Aim. Reproduce the data exactly and drop any pictures it holds.

Rows.
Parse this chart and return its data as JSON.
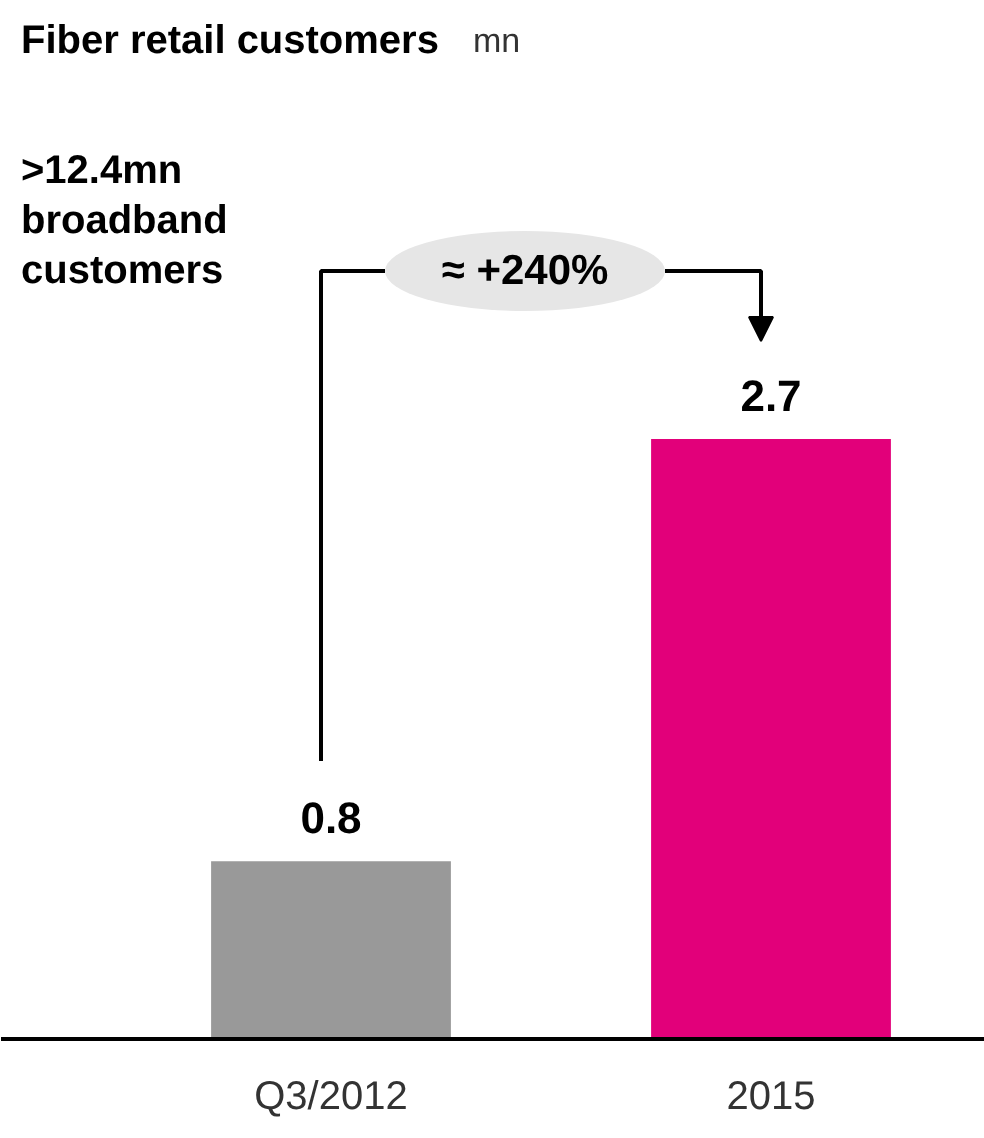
{
  "chart_data": {
    "type": "bar",
    "title": "Fiber retail customers",
    "subtitle": "mn",
    "categories": [
      "Q3/2012",
      "2015"
    ],
    "values": [
      0.8,
      2.7
    ],
    "colors": [
      "#999999",
      "#e2007a"
    ],
    "data_labels": true,
    "grid": false,
    "annotations": [
      ">12.4mn\nbroadband\ncustomers",
      "≈ +240%"
    ]
  }
}
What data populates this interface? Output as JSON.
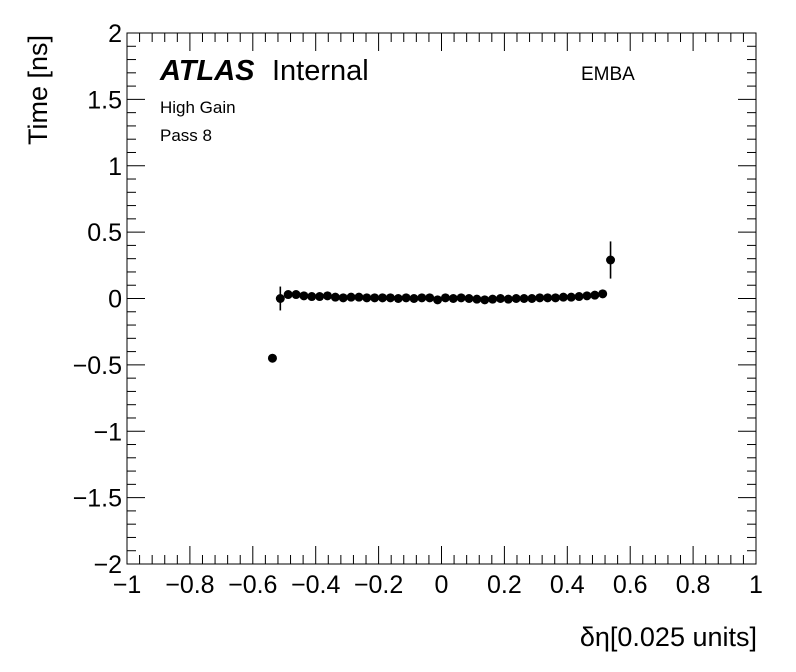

The solution.
Parse this chart and return its data as JSON.
{
  "chart_data": {
    "type": "bar",
    "title": "Fiber retail customers",
    "subtitle": "mn",
    "categories": [
      "Q3/2012",
      "2015"
    ],
    "values": [
      0.8,
      2.7
    ],
    "colors": [
      "#999999",
      "#e2007a"
    ],
    "data_labels": true,
    "grid": false,
    "annotations": [
      ">12.4mn\nbroadband\ncustomers",
      "≈ +240%"
    ]
  }
}
What data populates this interface? Output as JSON.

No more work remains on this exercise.